Texto para leitura:
____________________
PONTOS IMPORTANTES

Massa radiolucente com pouca ou nenhuma mineralização localizada junto à superfície óssea e que raramente invade sua medular

Tem origem na camada mais interna do periósteo e, por isso, cursa com reação periosteal, diferentemente do osteossarcoma parosteal

É importante definir se há invasão da medular óssea:

  • Se houver alteração de sinal da medular óssea em contiguidade com o tumor, interpretar como possível invasão
  • Se não for contígua com o tumor, sugerir provável edema ósseo

INTRODUÇÃO

  • Osteossarcoma periosteal é um tipo distinto de osteossarcoma de superfície (originado da superfície do osso / periósteo)
  • Constituem 2% dos osteossarcomas
  • Origina-se da camada interna do periósteo e, portanto, determina elevação dele, produzindo reação periosteal (diferentemente do osteossarcoma parosteal, que é um osteossarcoma de superfície de baixo grau, fibroblástico, que produz osteoide e se origina da camada mais externa do periósteo e, portanto, não eleva o periosteo ou causa reação periosteal)
  • Raramente invadem o canal medular do osso
  • Trata-se de um tumor condroblástico (composto principalmente por tecido cartilaginoso) que produz osteoide ou osso
  • Predileção pela diáfise de ossos longos, particularmente a tíbia
  • São tumores de grau intermediário, em contraste com o osteossarcoma convencional (tipo + comum), que é de alto grau. Isso significa que osteossarcomas periosteais têm menor risco de disseminação secundária e apresentam melhor prognóstico em relação aos osteossarcomas convencionais

EPIDEMIOLOGIA

2% de todos os osteossarcomas

Maioria entre 10 e 20 anos de idade (similar ao osteossarcoma convencional e diferente do parosteal, que ocorre entre 20 e 40 anos)

Local:  diáfise da tíbia ou fêmur (>85%) > úmero > rádio > ulna

CLÍNICA

Aumento de volume do membro com ou sem dor por semanas antes do diagnóstico

50% sintomáticos em menos de 6 meses

95% sintomáticos em menos de 1 anos

PATOLOGIA

Macroscopia

  • Geralmente margens definidas
  • Ligado à superfície externa do córtex
  • Pode ter áreas tênues de invasão cortical
  • Tecido condral geralmente visível e lobular
  • Invasão de partes moles adjacentes
  • Espículas ósseas (reação periosteal) estende-se a partir do cortex subjacente

Microscopia

  • Podem demonstrar diferenciação condral (grau intermediário / alto)
  • Tecido fibroblástico escasso pode estar presente
  • Presença de osteóide, depositado em “cordões” entre as células fusiformes malignas
  • Áreas densas de calcificação
  • Pode haver lóbulos de cartilagem mal diferenciados separados por células fusiformes malignas
  • Espículas ósseas tem margem osteoblástica de natureza reativa (reação periosteal)
____________________
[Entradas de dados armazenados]
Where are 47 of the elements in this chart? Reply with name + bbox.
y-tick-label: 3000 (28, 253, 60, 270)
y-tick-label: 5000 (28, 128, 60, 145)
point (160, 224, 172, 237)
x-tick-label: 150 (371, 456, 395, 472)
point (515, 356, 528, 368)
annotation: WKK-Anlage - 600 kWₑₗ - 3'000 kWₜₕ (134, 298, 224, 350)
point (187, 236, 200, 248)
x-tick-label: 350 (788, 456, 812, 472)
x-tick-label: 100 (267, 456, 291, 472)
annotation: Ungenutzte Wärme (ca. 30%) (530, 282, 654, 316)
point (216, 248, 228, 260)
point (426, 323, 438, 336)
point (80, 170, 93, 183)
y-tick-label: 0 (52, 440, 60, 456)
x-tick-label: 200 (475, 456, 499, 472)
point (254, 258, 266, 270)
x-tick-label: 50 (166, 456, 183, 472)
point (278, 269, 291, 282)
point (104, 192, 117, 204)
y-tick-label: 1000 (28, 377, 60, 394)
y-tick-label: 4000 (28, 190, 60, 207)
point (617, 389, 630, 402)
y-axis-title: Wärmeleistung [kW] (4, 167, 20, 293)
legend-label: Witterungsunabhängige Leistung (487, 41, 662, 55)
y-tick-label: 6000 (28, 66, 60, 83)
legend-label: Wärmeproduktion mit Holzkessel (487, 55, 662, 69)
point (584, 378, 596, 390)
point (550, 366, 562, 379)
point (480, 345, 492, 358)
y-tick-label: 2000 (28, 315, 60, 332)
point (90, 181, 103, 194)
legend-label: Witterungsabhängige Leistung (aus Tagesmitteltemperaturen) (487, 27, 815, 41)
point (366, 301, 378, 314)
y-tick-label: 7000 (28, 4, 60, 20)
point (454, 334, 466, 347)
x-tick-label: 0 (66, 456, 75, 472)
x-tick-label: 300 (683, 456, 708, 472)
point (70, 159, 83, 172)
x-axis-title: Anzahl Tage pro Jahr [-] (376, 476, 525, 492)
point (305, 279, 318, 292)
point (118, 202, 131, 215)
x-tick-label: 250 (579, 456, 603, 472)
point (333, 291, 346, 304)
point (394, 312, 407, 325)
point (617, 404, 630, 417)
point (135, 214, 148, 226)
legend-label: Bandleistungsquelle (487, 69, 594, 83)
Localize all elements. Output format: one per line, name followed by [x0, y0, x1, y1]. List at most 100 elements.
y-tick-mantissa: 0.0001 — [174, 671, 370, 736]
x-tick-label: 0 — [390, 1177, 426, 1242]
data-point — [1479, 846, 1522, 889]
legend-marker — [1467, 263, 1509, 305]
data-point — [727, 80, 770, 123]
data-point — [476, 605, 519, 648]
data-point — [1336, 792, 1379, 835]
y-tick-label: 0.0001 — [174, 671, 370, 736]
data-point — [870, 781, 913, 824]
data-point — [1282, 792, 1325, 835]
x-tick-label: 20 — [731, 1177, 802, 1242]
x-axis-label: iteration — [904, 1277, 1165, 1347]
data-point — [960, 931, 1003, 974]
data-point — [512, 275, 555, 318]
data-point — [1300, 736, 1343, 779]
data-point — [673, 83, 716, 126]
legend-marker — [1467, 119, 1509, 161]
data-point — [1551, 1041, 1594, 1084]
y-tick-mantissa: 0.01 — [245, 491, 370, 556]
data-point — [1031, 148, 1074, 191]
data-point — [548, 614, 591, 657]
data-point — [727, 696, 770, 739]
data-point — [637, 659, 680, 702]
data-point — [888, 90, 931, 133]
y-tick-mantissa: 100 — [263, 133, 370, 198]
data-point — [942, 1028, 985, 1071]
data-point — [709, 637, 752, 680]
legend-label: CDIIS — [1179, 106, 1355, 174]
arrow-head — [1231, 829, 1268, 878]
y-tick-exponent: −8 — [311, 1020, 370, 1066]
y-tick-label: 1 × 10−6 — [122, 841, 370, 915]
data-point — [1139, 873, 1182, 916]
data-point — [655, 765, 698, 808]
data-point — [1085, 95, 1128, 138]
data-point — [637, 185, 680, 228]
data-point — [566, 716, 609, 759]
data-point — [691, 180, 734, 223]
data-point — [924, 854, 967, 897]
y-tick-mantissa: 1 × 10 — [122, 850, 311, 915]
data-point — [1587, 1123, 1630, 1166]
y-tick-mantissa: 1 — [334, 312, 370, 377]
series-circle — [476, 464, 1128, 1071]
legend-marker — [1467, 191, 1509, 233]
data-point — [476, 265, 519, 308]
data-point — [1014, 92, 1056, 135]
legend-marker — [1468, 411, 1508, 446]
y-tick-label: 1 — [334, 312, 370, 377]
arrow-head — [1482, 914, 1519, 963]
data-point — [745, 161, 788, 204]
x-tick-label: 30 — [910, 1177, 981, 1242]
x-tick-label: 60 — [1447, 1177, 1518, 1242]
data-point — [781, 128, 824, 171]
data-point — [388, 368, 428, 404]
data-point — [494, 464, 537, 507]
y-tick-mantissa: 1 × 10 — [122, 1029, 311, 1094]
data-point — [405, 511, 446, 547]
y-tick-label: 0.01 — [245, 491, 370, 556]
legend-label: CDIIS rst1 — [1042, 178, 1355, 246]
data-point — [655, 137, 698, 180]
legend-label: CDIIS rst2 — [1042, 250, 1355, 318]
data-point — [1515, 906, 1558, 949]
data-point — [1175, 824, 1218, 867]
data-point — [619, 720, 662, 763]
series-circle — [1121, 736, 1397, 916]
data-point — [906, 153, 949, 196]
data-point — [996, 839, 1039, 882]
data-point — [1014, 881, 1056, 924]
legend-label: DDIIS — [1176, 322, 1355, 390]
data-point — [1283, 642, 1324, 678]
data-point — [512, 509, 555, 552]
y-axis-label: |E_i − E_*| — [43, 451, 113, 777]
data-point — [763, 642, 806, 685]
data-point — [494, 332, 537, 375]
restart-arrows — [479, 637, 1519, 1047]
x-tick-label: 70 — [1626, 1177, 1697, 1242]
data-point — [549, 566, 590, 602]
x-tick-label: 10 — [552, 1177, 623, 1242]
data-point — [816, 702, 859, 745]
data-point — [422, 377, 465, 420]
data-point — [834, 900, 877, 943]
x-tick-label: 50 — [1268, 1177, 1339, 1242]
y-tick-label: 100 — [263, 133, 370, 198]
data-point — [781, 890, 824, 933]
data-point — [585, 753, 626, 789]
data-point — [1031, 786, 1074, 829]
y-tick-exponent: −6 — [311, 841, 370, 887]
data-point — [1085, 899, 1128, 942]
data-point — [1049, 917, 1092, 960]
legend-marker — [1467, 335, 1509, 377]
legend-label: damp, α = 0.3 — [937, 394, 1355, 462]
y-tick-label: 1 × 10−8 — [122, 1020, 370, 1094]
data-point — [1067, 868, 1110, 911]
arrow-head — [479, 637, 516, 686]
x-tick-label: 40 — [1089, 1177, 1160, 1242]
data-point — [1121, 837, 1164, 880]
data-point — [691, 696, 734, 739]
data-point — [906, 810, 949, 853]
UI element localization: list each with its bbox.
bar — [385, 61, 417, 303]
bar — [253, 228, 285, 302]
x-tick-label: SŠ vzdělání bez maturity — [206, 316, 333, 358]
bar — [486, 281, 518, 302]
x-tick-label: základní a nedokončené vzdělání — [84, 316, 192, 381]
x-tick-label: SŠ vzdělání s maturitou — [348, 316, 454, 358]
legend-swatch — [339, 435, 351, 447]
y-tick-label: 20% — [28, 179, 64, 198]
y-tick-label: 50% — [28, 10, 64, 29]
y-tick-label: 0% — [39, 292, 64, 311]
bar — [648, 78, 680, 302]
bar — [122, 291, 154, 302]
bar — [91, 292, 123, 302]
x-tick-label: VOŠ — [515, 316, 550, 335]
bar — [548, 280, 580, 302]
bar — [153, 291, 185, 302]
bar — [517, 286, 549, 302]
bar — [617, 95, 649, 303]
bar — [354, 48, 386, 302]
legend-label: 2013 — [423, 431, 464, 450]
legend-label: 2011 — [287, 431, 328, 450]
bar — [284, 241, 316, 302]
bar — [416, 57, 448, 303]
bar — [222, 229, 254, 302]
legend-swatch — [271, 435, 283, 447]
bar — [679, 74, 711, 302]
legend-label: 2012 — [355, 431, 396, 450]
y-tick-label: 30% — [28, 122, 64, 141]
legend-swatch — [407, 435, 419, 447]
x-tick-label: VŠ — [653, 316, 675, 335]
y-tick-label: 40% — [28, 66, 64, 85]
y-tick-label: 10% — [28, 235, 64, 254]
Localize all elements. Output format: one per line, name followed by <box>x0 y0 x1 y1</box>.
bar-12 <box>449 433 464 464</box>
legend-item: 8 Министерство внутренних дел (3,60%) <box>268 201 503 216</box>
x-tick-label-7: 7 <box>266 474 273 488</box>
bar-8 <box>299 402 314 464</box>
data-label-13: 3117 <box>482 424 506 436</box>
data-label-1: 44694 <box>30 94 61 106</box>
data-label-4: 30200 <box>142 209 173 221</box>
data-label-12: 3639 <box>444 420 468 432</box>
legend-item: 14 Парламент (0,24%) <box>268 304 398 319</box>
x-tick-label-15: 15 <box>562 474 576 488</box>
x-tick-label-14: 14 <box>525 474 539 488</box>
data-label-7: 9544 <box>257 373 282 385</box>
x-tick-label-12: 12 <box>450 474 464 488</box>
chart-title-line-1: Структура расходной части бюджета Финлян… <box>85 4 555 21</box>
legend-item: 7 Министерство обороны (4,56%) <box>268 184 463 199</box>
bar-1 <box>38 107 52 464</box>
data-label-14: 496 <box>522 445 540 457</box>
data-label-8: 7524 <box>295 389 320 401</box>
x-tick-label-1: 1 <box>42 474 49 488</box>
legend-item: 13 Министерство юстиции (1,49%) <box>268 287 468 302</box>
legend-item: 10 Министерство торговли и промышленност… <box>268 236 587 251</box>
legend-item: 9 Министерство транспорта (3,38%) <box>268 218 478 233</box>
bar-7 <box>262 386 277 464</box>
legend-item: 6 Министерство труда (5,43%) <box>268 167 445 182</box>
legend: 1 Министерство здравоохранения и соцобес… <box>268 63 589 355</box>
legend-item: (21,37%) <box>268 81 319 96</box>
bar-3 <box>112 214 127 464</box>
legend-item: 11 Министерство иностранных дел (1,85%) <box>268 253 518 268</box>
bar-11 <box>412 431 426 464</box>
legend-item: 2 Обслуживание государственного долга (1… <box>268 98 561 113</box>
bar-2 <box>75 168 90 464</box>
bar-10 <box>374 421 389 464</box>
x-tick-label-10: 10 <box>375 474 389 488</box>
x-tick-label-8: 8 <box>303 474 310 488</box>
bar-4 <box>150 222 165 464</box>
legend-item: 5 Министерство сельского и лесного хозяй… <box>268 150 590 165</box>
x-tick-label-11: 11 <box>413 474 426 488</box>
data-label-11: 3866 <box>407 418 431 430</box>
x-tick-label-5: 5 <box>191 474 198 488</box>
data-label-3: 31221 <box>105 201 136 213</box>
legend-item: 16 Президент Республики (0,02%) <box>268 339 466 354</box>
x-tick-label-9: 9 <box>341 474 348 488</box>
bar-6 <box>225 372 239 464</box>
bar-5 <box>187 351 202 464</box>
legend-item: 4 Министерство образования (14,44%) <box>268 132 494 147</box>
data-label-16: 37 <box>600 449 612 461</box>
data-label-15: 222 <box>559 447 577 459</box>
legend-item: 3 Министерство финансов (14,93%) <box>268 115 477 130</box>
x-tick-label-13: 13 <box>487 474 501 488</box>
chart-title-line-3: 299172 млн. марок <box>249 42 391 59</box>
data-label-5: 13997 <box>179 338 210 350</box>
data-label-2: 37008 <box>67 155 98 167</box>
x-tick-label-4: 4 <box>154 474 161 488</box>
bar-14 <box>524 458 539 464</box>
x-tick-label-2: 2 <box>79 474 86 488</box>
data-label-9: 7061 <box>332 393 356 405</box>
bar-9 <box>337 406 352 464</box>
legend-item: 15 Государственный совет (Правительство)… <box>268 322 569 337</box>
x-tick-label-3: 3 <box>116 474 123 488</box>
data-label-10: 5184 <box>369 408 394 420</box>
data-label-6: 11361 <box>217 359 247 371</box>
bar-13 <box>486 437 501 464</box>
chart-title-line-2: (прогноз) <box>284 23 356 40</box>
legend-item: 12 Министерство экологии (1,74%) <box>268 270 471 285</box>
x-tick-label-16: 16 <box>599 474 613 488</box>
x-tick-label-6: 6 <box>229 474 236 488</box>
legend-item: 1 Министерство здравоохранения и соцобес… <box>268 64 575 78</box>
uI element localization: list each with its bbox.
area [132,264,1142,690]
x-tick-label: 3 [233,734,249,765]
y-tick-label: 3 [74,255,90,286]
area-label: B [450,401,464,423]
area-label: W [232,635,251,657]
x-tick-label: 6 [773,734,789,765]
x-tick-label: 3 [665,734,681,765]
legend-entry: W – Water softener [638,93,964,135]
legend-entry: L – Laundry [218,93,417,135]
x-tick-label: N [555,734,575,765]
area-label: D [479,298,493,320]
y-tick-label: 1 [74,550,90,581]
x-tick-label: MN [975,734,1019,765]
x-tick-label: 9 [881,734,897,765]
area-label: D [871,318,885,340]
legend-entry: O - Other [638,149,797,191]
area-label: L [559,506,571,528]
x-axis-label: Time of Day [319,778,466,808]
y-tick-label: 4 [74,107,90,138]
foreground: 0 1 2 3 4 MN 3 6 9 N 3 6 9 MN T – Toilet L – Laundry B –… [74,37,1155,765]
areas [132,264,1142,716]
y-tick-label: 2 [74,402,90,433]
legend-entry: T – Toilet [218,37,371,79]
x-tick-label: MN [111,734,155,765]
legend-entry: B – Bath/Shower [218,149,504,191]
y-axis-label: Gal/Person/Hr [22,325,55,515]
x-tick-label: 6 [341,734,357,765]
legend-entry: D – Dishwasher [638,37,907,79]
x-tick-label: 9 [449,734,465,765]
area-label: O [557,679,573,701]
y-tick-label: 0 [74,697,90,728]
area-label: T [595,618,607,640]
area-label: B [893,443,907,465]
____________________
Experimente:
Transcreva, palavra por palavra, o trecho do texto sobre osteossarcoma periosteal que começa em "Massa radiolucente com" e vai até "osso / periósteo)", incluindo estas últimas palavras.

Resposta do exercício:
Massa radiolucente com pouca ou nenhuma mineralização localizada junto à superfície óssea e que raramente invade sua medular

Tem origem na camada mais interna do periósteo e, por isso, cursa com reação periosteal, diferentemente do osteossarcoma parosteal

É importante definir se há invasão da medular óssea:

  • Se houver alteração de sinal da medular óssea em contiguidade com o tumor, interpretar como possível invasão
  • Se não for contígua com o tumor, sugerir provável edema ósseo

INTRODUÇÃO

  • Osteossarcoma periosteal é um tipo distinto de osteossarcoma de superfície (originado da superfície do osso / periósteo)